Data entries for graphics:
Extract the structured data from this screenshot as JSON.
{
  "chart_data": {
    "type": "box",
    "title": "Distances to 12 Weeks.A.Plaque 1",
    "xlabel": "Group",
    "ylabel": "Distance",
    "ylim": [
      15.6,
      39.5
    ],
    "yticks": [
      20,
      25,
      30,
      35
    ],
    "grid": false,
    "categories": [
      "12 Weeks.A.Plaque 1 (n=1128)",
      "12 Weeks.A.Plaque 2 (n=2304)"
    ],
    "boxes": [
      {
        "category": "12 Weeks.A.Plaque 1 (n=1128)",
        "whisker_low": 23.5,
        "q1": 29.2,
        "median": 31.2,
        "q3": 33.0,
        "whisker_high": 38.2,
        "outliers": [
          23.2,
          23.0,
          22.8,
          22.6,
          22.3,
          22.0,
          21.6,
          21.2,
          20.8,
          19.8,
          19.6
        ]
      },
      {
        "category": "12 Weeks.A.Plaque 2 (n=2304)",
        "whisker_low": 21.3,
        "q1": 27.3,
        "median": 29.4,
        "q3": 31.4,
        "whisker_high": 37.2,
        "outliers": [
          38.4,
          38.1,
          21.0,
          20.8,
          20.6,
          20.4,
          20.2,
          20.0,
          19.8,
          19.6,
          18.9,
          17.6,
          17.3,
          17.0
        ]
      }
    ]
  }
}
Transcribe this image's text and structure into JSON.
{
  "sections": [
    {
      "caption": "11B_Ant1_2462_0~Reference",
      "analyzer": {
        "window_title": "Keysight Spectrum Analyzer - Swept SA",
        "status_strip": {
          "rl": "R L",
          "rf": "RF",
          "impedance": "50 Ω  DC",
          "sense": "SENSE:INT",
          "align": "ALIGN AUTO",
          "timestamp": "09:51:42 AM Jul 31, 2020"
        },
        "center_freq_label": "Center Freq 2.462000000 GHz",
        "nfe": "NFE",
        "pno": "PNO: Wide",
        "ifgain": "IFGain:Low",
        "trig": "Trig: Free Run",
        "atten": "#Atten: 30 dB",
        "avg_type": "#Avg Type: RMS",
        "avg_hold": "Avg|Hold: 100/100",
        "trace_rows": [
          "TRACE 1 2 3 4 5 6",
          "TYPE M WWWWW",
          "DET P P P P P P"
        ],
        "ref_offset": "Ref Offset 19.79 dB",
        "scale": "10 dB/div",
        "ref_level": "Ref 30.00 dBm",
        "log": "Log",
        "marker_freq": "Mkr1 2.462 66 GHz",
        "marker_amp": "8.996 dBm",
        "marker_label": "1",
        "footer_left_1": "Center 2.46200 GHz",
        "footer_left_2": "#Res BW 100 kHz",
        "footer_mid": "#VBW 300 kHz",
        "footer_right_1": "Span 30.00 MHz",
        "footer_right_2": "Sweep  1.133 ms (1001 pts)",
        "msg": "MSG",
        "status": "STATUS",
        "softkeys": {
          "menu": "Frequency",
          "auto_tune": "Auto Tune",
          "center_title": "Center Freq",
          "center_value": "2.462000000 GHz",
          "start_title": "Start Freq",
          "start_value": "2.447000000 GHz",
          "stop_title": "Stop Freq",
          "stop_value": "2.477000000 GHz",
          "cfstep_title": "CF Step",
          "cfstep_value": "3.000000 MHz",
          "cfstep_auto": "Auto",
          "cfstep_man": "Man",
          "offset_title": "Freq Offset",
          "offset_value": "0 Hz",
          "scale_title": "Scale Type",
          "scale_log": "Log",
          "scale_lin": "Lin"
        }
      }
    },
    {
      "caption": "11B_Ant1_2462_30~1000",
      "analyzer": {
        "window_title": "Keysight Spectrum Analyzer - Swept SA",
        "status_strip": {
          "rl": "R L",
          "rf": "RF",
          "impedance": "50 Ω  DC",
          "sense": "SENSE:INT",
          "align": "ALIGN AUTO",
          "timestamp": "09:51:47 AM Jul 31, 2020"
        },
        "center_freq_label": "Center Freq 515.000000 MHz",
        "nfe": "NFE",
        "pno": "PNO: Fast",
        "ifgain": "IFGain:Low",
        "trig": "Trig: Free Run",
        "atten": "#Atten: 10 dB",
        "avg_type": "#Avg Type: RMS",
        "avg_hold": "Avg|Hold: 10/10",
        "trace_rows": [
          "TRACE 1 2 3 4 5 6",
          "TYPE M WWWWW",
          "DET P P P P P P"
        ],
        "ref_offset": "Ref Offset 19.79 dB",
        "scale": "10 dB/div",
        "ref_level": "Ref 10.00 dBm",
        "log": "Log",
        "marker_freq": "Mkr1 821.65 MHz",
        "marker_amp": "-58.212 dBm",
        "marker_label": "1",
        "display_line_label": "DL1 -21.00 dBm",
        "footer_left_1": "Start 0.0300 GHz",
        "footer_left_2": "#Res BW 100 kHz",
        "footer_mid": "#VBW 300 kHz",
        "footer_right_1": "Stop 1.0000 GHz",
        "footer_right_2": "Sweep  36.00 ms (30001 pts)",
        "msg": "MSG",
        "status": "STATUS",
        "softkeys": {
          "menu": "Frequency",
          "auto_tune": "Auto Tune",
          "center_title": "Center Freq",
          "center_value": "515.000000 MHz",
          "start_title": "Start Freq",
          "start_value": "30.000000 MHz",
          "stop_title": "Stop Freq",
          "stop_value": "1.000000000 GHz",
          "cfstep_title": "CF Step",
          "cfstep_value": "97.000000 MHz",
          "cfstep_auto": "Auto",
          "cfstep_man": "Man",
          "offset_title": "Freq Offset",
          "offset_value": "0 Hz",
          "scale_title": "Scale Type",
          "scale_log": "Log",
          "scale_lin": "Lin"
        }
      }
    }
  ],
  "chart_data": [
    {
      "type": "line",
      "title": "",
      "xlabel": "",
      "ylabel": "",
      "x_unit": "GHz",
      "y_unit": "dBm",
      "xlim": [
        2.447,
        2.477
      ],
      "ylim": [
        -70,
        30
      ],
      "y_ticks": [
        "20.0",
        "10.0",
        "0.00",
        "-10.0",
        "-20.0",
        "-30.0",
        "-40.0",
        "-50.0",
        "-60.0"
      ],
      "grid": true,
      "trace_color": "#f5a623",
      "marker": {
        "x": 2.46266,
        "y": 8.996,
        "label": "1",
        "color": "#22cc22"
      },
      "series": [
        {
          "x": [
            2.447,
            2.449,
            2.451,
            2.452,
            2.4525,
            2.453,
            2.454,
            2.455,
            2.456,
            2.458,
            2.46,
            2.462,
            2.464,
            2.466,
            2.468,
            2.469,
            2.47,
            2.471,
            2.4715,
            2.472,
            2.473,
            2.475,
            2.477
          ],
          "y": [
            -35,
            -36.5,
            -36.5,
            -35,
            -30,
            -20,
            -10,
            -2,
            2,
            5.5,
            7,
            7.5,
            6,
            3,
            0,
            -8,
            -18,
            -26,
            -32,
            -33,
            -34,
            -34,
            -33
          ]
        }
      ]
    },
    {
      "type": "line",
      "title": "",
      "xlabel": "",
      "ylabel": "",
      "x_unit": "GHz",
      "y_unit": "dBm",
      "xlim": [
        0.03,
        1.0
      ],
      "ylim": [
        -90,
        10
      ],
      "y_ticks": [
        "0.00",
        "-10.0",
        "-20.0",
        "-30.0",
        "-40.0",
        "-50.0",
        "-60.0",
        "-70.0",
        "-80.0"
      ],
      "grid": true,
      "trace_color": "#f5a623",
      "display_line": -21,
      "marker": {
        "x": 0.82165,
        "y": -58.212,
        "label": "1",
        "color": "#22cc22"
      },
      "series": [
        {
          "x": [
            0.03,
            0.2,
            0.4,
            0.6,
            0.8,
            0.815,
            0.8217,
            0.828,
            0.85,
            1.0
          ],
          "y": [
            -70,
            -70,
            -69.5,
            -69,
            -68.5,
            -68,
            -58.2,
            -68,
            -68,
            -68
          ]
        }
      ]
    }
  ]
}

> Exercise goal:
Your task is to repeat every entry exactly.

> Response to the exercise:
Extract the structured data from this screenshot as JSON.
{
  "chart_data": {
    "type": "box",
    "title": "Distances to 12 Weeks.A.Plaque 1",
    "xlabel": "Group",
    "ylabel": "Distance",
    "ylim": [
      15.6,
      39.5
    ],
    "yticks": [
      20,
      25,
      30,
      35
    ],
    "grid": false,
    "categories": [
      "12 Weeks.A.Plaque 1 (n=1128)",
      "12 Weeks.A.Plaque 2 (n=2304)"
    ],
    "boxes": [
      {
        "category": "12 Weeks.A.Plaque 1 (n=1128)",
        "whisker_low": 23.5,
        "q1": 29.2,
        "median": 31.2,
        "q3": 33.0,
        "whisker_high": 38.2,
        "outliers": [
          23.2,
          23.0,
          22.8,
          22.6,
          22.3,
          22.0,
          21.6,
          21.2,
          20.8,
          19.8,
          19.6
        ]
      },
      {
        "category": "12 Weeks.A.Plaque 2 (n=2304)",
        "whisker_low": 21.3,
        "q1": 27.3,
        "median": 29.4,
        "q3": 31.4,
        "whisker_high": 37.2,
        "outliers": [
          38.4,
          38.1,
          21.0,
          20.8,
          20.6,
          20.4,
          20.2,
          20.0,
          19.8,
          19.6,
          18.9,
          17.6,
          17.3,
          17.0
        ]
      }
    ]
  }
}
Transcribe this image's text and structure into JSON.
{
  "sections": [
    {
      "caption": "11B_Ant1_2462_0~Reference",
      "analyzer": {
        "window_title": "Keysight Spectrum Analyzer - Swept SA",
        "status_strip": {
          "rl": "R L",
          "rf": "RF",
          "impedance": "50 Ω  DC",
          "sense": "SENSE:INT",
          "align": "ALIGN AUTO",
          "timestamp": "09:51:42 AM Jul 31, 2020"
        },
        "center_freq_label": "Center Freq 2.462000000 GHz",
        "nfe": "NFE",
        "pno": "PNO: Wide",
        "ifgain": "IFGain:Low",
        "trig": "Trig: Free Run",
        "atten": "#Atten: 30 dB",
        "avg_type": "#Avg Type: RMS",
        "avg_hold": "Avg|Hold: 100/100",
        "trace_rows": [
          "TRACE 1 2 3 4 5 6",
          "TYPE M WWWWW",
          "DET P P P P P P"
        ],
        "ref_offset": "Ref Offset 19.79 dB",
        "scale": "10 dB/div",
        "ref_level": "Ref 30.00 dBm",
        "log": "Log",
        "marker_freq": "Mkr1 2.462 66 GHz",
        "marker_amp": "8.996 dBm",
        "marker_label": "1",
        "footer_left_1": "Center 2.46200 GHz",
        "footer_left_2": "#Res BW 100 kHz",
        "footer_mid": "#VBW 300 kHz",
        "footer_right_1": "Span 30.00 MHz",
        "footer_right_2": "Sweep  1.133 ms (1001 pts)",
        "msg": "MSG",
        "status": "STATUS",
        "softkeys": {
          "menu": "Frequency",
          "auto_tune": "Auto Tune",
          "center_title": "Center Freq",
          "center_value": "2.462000000 GHz",
          "start_title": "Start Freq",
          "start_value": "2.447000000 GHz",
          "stop_title": "Stop Freq",
          "stop_value": "2.477000000 GHz",
          "cfstep_title": "CF Step",
          "cfstep_value": "3.000000 MHz",
          "cfstep_auto": "Auto",
          "cfstep_man": "Man",
          "offset_title": "Freq Offset",
          "offset_value": "0 Hz",
          "scale_title": "Scale Type",
          "scale_log": "Log",
          "scale_lin": "Lin"
        }
      }
    },
    {
      "caption": "11B_Ant1_2462_30~1000",
      "analyzer": {
        "window_title": "Keysight Spectrum Analyzer - Swept SA",
        "status_strip": {
          "rl": "R L",
          "rf": "RF",
          "impedance": "50 Ω  DC",
          "sense": "SENSE:INT",
          "align": "ALIGN AUTO",
          "timestamp": "09:51:47 AM Jul 31, 2020"
        },
        "center_freq_label": "Center Freq 515.000000 MHz",
        "nfe": "NFE",
        "pno": "PNO: Fast",
        "ifgain": "IFGain:Low",
        "trig": "Trig: Free Run",
        "atten": "#Atten: 10 dB",
        "avg_type": "#Avg Type: RMS",
        "avg_hold": "Avg|Hold: 10/10",
        "trace_rows": [
          "TRACE 1 2 3 4 5 6",
          "TYPE M WWWWW",
          "DET P P P P P P"
        ],
        "ref_offset": "Ref Offset 19.79 dB",
        "scale": "10 dB/div",
        "ref_level": "Ref 10.00 dBm",
        "log": "Log",
        "marker_freq": "Mkr1 821.65 MHz",
        "marker_amp": "-58.212 dBm",
        "marker_label": "1",
        "display_line_label": "DL1 -21.00 dBm",
        "footer_left_1": "Start 0.0300 GHz",
        "footer_left_2": "#Res BW 100 kHz",
        "footer_mid": "#VBW 300 kHz",
        "footer_right_1": "Stop 1.0000 GHz",
        "footer_right_2": "Sweep  36.00 ms (30001 pts)",
        "msg": "MSG",
        "status": "STATUS",
        "softkeys": {
          "menu": "Frequency",
          "auto_tune": "Auto Tune",
          "center_title": "Center Freq",
          "center_value": "515.000000 MHz",
          "start_title": "Start Freq",
          "start_value": "30.000000 MHz",
          "stop_title": "Stop Freq",
          "stop_value": "1.000000000 GHz",
          "cfstep_title": "CF Step",
          "cfstep_value": "97.000000 MHz",
          "cfstep_auto": "Auto",
          "cfstep_man": "Man",
          "offset_title": "Freq Offset",
          "offset_value": "0 Hz",
          "scale_title": "Scale Type",
          "scale_log": "Log",
          "scale_lin": "Lin"
        }
      }
    }
  ],
  "chart_data": [
    {
      "type": "line",
      "title": "",
      "xlabel": "",
      "ylabel": "",
      "x_unit": "GHz",
      "y_unit": "dBm",
      "xlim": [
        2.447,
        2.477
      ],
      "ylim": [
        -70,
        30
      ],
      "y_ticks": [
        "20.0",
        "10.0",
        "0.00",
        "-10.0",
        "-20.0",
        "-30.0",
        "-40.0",
        "-50.0",
        "-60.0"
      ],
      "grid": true,
      "trace_color": "#f5a623",
      "marker": {
        "x": 2.46266,
        "y": 8.996,
        "label": "1",
        "color": "#22cc22"
      },
      "series": [
        {
          "x": [
            2.447,
            2.449,
            2.451,
            2.452,
            2.4525,
            2.453,
            2.454,
            2.455,
            2.456,
            2.458,
            2.46,
            2.462,
            2.464,
            2.466,
            2.468,
            2.469,
            2.47,
            2.471,
            2.4715,
            2.472,
            2.473,
            2.475,
            2.477
          ],
          "y": [
            -35,
            -36.5,
            -36.5,
            -35,
            -30,
            -20,
            -10,
            -2,
            2,
            5.5,
            7,
            7.5,
            6,
            3,
            0,
            -8,
            -18,
            -26,
            -32,
            -33,
            -34,
            -34,
            -33
          ]
        }
      ]
    },
    {
      "type": "line",
      "title": "",
      "xlabel": "",
      "ylabel": "",
      "x_unit": "GHz",
      "y_unit": "dBm",
      "xlim": [
        0.03,
        1.0
      ],
      "ylim": [
        -90,
        10
      ],
      "y_ticks": [
        "0.00",
        "-10.0",
        "-20.0",
        "-30.0",
        "-40.0",
        "-50.0",
        "-60.0",
        "-70.0",
        "-80.0"
      ],
      "grid": true,
      "trace_color": "#f5a623",
      "display_line": -21,
      "marker": {
        "x": 0.82165,
        "y": -58.212,
        "label": "1",
        "color": "#22cc22"
      },
      "series": [
        {
          "x": [
            0.03,
            0.2,
            0.4,
            0.6,
            0.8,
            0.815,
            0.8217,
            0.828,
            0.85,
            1.0
          ],
          "y": [
            -70,
            -70,
            -69.5,
            -69,
            -68.5,
            -68,
            -58.2,
            -68,
            -68,
            -68
          ]
        }
      ]
    }
  ]
}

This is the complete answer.